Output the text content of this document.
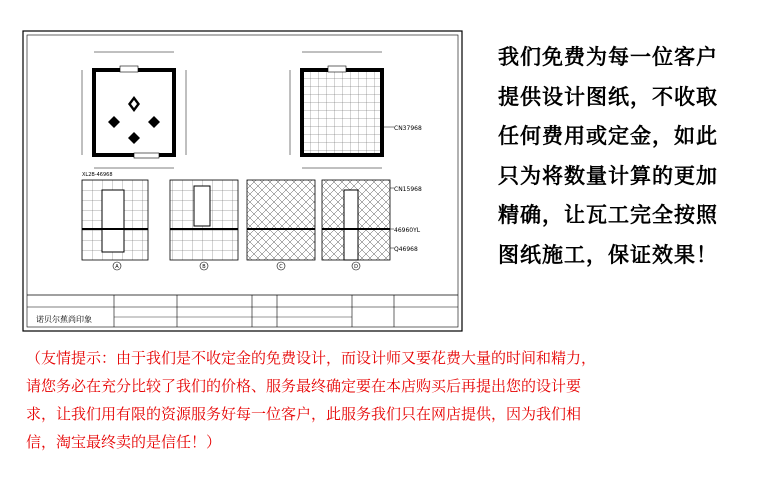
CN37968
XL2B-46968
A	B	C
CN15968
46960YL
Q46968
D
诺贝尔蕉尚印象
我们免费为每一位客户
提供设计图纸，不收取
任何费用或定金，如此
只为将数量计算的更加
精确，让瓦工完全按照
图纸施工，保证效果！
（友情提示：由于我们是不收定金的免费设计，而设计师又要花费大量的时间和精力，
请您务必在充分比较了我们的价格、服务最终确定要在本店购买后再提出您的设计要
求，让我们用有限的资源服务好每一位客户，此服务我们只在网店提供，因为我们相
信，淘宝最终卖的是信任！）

============================================================

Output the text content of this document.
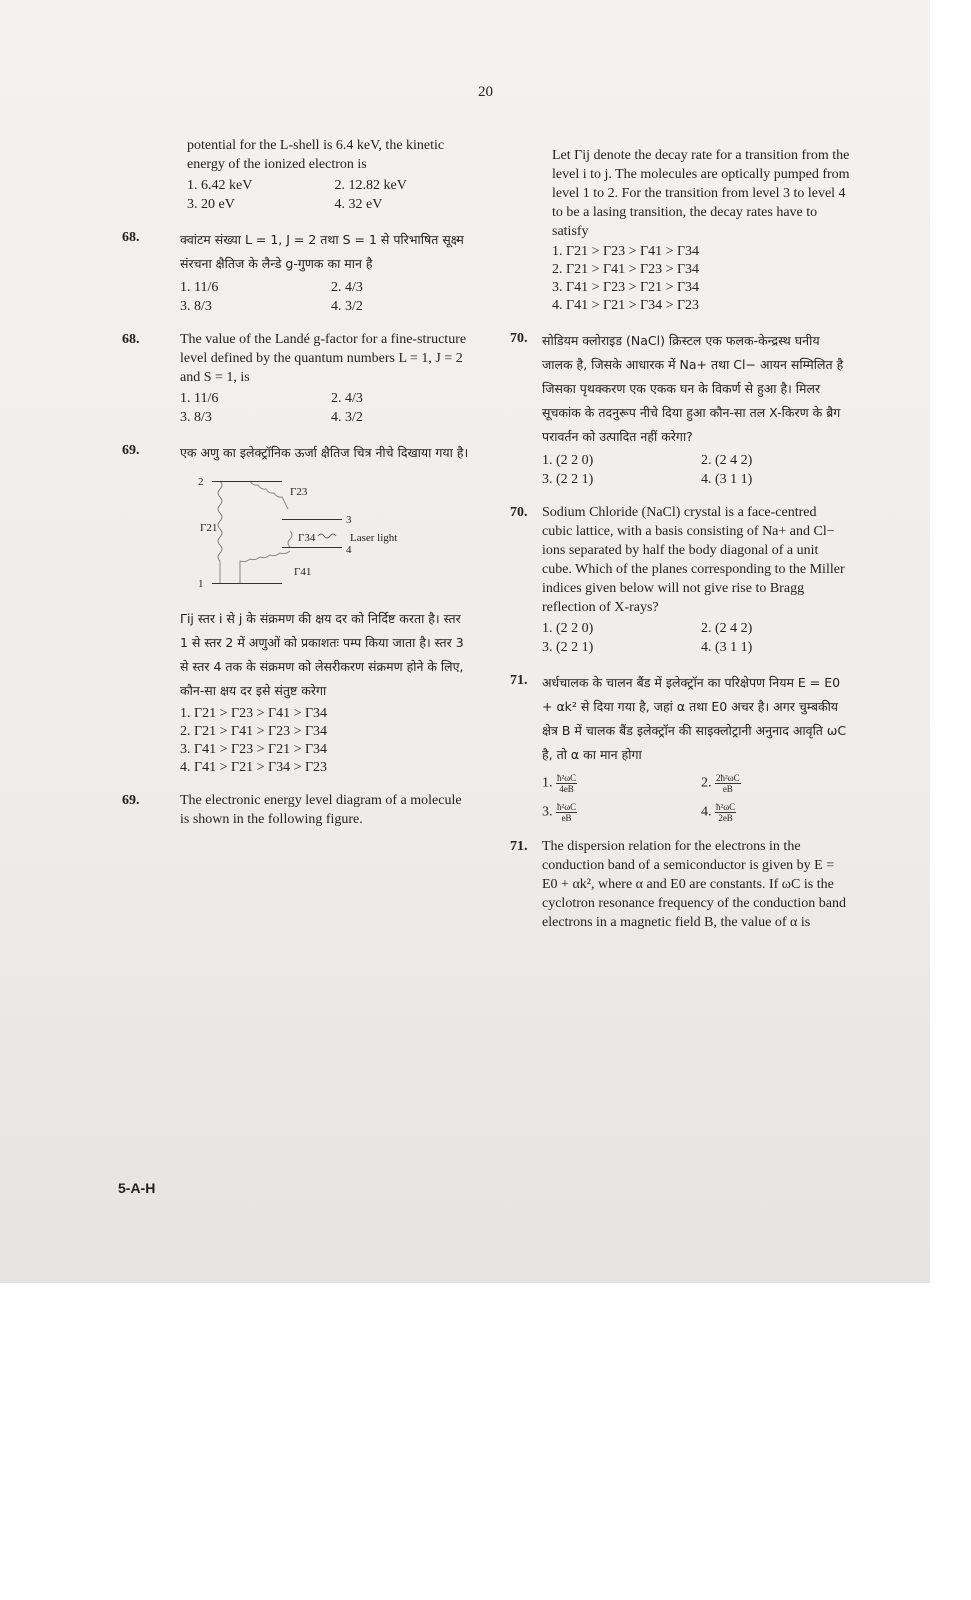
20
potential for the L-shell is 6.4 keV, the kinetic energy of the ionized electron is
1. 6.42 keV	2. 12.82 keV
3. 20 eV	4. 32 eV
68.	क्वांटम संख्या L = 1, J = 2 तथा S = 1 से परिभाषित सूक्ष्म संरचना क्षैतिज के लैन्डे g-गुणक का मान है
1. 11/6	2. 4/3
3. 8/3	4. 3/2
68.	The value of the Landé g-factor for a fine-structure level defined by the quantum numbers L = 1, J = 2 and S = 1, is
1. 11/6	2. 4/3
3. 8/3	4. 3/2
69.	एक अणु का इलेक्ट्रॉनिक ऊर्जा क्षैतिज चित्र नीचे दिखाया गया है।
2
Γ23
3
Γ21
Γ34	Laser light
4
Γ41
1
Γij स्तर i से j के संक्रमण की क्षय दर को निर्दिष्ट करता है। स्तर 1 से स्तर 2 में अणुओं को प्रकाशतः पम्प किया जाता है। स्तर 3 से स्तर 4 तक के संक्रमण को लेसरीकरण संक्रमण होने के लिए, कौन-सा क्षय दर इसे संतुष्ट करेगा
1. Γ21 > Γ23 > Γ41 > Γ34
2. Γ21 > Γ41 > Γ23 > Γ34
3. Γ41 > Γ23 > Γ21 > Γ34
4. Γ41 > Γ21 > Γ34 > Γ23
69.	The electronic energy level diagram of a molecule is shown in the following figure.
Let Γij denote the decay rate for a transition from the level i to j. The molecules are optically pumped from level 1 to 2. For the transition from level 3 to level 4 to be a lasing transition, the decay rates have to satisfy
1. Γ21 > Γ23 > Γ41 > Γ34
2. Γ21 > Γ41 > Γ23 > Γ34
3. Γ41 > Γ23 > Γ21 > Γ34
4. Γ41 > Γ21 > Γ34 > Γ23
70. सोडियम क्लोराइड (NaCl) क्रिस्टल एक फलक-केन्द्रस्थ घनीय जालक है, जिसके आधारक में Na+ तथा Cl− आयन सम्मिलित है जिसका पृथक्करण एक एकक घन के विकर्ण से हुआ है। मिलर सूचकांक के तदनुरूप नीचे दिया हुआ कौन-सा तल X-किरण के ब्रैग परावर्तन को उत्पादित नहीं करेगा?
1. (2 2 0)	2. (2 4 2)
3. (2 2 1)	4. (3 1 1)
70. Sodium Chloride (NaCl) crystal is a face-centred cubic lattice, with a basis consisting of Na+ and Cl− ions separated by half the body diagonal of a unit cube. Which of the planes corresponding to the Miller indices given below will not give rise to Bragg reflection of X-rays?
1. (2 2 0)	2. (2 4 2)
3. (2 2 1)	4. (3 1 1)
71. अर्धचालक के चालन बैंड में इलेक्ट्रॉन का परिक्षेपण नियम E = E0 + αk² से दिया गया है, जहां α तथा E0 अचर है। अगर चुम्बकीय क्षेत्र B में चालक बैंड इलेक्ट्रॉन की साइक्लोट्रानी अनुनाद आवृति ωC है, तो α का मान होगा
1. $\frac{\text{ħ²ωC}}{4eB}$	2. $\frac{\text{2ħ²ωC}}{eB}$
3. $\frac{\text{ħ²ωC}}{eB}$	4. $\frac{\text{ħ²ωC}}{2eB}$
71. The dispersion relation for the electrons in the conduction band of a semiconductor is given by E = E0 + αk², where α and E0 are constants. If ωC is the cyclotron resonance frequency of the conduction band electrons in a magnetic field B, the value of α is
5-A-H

============================================================

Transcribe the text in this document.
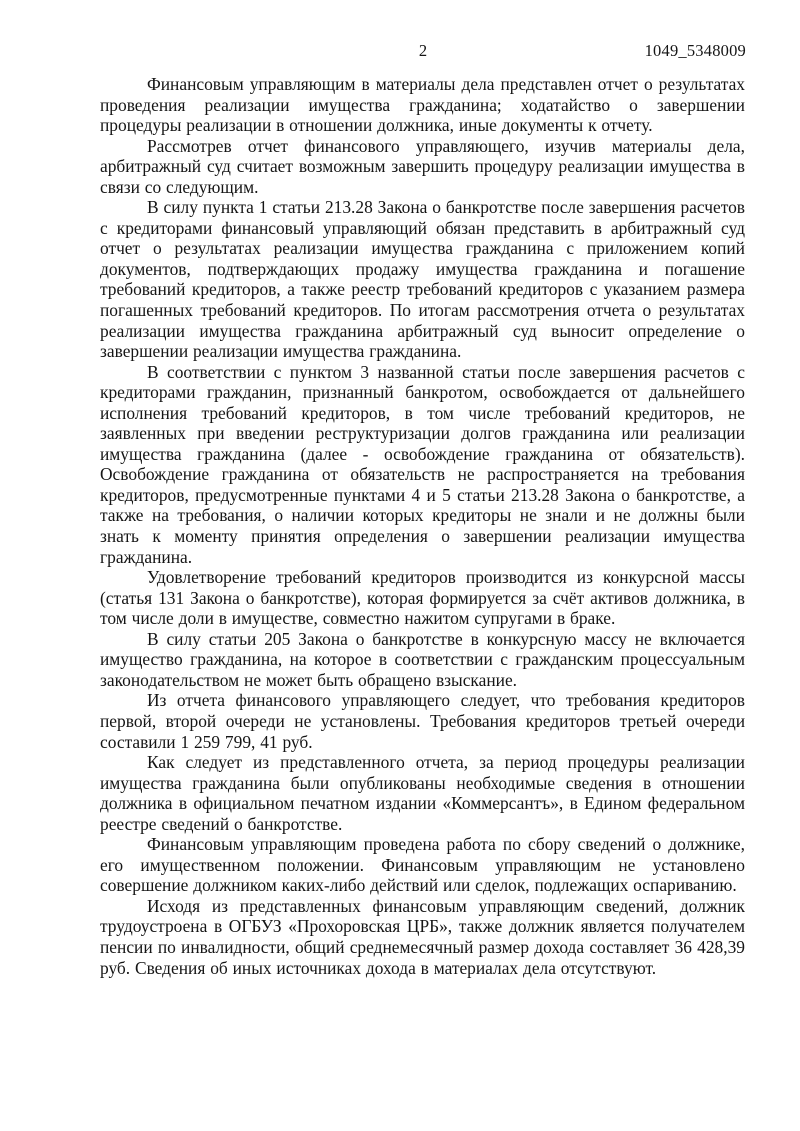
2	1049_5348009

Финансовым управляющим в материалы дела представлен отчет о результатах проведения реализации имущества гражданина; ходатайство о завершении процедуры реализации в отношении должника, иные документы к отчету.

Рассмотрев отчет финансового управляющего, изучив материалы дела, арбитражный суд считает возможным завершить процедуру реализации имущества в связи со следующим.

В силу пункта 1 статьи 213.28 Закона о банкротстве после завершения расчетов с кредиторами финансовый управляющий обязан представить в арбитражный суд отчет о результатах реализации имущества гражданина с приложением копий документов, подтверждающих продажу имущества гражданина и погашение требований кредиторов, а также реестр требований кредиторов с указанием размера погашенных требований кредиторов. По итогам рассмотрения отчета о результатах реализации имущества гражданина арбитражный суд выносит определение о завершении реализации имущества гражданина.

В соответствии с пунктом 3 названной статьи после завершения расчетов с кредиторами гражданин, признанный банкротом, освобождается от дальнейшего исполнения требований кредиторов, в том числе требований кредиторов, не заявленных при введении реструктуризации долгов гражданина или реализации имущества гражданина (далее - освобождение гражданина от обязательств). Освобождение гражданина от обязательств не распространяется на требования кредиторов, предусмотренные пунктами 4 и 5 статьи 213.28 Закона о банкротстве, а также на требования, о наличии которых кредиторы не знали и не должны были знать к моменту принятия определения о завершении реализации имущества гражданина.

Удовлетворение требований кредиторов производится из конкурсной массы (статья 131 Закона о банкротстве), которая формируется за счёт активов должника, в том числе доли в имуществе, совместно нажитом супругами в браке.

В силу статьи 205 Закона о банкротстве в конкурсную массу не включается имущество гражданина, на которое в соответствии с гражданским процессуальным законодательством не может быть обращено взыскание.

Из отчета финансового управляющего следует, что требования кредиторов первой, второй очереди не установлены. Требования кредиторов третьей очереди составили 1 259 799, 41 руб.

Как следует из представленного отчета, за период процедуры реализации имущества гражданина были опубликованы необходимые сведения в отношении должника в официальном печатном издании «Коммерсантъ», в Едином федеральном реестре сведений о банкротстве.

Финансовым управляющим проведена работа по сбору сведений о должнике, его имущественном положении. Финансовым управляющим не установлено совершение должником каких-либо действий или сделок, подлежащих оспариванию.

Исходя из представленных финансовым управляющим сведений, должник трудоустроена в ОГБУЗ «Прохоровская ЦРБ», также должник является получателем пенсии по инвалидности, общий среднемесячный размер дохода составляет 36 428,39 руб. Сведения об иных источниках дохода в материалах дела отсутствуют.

============================================================

▶ _EXERCISE DESCRIPTION_: The answer is a single number: how many lines include the word "арбитражный"?

▶ _RESPONSE TO THE EXERCISE_: 2